----- Texto seleccionado

La calificadora europea también subraya que la perspectiva estable refleja su opinión de que los riesgos están “controlados” de cara a “los próximos 12 a 18 meses”. Asimismo, señalan que esta calificación podría elevarse si se produjera una mejora “notable, individual o colectivamente”, en las perspectivas de crecimiento, “respaldadas, por ejemplo, por los avances de las reformas estructurales, y las finanzas públicas, situando la deuda pública en una firme trayectoria descendente”.“Por el contrario, las calificaciones/perspectivas podrían rebajarse si asistimos a una recuperación económica más débil de lo previsto; y/o un deterioro fiscal prolongado debilitara la sostenibilidad de la deuda; y/o las reformas se retrasarán, afectando negativamente a las perspectivas económicas y fiscales”.

----------
----- Extractos de datos

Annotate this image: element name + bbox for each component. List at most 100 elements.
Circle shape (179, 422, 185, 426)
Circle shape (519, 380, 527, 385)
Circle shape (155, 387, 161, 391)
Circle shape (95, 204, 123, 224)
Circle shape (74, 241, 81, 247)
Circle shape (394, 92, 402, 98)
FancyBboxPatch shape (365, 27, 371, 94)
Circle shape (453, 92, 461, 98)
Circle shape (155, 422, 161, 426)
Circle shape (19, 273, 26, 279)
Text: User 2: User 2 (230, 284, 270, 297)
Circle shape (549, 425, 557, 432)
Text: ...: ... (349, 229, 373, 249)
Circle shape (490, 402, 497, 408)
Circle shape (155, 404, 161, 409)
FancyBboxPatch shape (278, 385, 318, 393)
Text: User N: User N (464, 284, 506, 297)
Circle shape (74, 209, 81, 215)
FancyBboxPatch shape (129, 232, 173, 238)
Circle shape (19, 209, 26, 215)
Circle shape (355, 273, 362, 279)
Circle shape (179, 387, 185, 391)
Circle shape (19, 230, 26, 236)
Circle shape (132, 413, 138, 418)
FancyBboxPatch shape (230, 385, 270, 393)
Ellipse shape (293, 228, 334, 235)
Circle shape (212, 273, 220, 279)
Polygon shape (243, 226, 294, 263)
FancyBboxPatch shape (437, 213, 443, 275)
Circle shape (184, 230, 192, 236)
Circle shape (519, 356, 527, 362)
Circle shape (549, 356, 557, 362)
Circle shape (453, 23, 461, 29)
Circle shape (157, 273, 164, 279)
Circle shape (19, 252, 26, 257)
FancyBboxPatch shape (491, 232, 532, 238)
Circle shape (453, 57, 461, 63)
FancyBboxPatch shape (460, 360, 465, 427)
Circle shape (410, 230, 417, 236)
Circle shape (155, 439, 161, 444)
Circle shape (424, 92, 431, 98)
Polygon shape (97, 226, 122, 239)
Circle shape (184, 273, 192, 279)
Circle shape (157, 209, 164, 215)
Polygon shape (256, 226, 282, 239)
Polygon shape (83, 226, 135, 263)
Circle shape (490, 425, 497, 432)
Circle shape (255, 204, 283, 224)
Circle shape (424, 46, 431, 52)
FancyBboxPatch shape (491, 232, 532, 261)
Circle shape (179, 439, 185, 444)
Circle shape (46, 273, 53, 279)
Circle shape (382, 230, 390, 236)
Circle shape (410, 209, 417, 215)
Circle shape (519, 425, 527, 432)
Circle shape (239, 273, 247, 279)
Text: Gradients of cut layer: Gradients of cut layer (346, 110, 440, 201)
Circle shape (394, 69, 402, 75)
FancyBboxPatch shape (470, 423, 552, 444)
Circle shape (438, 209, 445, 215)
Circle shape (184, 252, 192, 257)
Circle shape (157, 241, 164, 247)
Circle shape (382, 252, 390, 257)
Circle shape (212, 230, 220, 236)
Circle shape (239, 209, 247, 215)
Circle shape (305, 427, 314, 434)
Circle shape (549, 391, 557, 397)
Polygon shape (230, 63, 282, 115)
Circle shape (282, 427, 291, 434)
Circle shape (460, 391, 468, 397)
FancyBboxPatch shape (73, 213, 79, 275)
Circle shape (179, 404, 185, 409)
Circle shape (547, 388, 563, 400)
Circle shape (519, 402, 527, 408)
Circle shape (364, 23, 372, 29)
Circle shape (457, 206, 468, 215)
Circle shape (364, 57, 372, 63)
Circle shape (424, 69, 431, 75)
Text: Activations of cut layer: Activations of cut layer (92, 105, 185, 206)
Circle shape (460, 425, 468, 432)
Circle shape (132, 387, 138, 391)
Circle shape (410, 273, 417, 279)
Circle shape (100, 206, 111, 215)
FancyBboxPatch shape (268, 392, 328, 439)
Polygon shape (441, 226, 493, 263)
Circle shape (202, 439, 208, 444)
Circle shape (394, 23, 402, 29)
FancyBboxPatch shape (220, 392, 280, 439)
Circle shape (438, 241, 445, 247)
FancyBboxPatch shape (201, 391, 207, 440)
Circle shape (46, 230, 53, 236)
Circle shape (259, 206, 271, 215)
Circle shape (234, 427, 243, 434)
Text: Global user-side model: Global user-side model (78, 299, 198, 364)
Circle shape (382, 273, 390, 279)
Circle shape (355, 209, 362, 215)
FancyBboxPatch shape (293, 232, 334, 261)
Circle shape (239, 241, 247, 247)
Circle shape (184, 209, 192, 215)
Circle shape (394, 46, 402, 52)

----------

Instrucciones de la tarea:
Según el texto seleccionado, ¿para qué período considera la calificadora europea que los riesgos están "controlados"?

Solución de la tarea:
Para los próximos 12 a 18 meses.